▶ **Required work**:
Copy the lines holding the word "TradingView", all of them.

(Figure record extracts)
* start *

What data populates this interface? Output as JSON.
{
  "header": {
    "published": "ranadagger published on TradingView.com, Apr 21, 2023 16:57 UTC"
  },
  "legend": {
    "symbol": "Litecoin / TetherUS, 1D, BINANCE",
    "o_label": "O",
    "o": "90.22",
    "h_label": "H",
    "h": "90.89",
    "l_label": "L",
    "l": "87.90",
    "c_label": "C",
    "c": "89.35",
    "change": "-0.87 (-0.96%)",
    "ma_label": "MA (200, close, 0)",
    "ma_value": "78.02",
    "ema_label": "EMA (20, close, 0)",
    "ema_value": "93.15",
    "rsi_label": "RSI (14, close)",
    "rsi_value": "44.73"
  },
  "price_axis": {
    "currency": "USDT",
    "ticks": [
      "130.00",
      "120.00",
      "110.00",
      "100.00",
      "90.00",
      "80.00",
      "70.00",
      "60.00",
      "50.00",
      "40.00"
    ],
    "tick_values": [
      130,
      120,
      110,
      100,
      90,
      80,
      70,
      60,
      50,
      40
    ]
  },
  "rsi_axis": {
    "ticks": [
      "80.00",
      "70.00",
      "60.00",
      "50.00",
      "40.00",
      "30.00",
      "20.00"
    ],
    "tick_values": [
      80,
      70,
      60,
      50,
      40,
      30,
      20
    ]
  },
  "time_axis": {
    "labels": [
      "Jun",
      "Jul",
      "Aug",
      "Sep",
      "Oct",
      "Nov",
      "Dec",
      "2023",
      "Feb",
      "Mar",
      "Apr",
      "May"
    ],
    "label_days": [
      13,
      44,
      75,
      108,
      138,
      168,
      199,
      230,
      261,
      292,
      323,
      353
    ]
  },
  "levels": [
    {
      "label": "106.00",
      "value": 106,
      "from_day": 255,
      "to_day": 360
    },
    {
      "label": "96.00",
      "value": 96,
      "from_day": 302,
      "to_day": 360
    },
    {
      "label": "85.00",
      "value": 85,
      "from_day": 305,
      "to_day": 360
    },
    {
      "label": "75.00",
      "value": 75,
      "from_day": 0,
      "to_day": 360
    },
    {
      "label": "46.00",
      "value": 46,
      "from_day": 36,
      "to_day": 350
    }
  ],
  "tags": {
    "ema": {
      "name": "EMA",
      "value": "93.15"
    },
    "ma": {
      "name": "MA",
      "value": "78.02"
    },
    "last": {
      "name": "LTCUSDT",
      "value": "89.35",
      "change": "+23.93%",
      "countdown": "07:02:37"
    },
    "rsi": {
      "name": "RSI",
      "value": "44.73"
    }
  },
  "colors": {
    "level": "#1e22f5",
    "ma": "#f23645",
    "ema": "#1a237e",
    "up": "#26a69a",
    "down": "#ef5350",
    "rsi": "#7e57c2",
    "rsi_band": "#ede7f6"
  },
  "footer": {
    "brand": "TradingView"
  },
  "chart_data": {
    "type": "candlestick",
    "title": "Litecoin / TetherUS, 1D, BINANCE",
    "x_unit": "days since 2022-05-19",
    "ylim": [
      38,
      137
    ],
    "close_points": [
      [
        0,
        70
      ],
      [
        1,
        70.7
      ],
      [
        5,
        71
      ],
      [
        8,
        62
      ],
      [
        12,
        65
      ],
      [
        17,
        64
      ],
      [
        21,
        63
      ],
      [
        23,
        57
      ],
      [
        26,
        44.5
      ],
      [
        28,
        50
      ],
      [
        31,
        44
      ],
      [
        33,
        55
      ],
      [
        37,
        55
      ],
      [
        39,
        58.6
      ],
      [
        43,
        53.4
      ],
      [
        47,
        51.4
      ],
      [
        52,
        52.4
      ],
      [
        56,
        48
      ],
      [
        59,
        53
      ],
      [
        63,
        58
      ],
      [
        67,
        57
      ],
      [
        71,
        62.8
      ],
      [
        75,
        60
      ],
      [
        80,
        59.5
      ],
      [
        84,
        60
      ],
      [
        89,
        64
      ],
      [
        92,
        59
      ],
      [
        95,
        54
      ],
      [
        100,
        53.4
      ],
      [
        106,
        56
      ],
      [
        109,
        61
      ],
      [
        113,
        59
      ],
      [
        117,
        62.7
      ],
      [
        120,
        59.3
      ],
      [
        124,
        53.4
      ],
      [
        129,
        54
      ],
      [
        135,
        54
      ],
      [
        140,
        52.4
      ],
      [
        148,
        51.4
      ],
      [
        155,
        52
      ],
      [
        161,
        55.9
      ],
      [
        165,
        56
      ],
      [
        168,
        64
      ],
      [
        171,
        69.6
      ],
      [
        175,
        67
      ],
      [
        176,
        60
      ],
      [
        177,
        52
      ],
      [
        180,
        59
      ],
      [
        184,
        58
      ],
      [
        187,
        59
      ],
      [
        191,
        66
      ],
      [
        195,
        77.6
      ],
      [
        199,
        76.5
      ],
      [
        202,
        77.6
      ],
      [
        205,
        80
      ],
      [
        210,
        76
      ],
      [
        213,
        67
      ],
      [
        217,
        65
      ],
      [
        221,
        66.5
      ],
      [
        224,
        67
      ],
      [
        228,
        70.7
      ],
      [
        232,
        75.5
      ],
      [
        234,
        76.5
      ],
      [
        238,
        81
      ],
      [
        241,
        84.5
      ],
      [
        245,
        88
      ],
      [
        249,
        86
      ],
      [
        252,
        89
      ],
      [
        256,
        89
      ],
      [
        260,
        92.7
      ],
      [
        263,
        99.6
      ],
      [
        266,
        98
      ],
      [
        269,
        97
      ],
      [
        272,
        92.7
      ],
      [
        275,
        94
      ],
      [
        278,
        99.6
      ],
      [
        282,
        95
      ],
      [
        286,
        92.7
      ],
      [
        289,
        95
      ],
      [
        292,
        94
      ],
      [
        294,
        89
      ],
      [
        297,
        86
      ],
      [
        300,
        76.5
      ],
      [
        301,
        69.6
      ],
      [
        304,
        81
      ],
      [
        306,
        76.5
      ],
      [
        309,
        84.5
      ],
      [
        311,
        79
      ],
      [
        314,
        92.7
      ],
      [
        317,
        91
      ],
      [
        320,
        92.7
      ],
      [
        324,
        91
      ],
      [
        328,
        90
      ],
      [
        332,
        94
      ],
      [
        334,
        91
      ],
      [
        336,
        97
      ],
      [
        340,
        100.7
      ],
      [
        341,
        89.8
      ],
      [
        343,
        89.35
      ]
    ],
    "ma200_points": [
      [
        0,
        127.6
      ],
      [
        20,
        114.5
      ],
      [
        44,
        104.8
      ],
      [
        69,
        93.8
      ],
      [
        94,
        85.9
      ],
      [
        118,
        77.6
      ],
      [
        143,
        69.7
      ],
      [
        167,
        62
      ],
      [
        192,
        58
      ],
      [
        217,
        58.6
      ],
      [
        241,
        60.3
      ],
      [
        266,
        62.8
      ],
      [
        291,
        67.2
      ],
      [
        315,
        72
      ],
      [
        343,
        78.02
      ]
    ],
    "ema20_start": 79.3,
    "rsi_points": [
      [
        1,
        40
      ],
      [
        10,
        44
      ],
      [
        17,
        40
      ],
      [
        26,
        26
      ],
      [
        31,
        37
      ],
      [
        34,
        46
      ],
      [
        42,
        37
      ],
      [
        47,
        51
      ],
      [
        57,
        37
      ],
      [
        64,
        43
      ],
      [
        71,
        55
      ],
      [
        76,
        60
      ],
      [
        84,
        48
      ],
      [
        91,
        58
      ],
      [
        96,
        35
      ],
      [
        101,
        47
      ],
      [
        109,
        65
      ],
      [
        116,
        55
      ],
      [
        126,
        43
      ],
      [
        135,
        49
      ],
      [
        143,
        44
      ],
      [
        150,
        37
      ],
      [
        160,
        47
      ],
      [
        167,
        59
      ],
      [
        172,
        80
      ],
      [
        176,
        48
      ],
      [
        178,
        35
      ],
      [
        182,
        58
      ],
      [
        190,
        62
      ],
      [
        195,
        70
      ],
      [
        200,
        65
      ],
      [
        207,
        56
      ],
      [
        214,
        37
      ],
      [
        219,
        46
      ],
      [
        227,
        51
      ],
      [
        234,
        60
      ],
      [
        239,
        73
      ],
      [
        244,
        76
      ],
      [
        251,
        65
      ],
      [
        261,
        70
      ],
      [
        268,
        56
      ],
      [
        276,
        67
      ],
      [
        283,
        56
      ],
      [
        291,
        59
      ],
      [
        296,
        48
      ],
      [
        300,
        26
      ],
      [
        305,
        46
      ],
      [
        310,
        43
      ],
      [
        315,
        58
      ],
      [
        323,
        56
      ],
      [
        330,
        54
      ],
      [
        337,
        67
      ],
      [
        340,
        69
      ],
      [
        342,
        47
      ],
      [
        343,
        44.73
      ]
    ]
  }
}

* end *

▶ **Exercise result**:
    "published": "ranadagger published on TradingView.com, Apr 21, 2023 16:57 UTC"
    "brand": "TradingView"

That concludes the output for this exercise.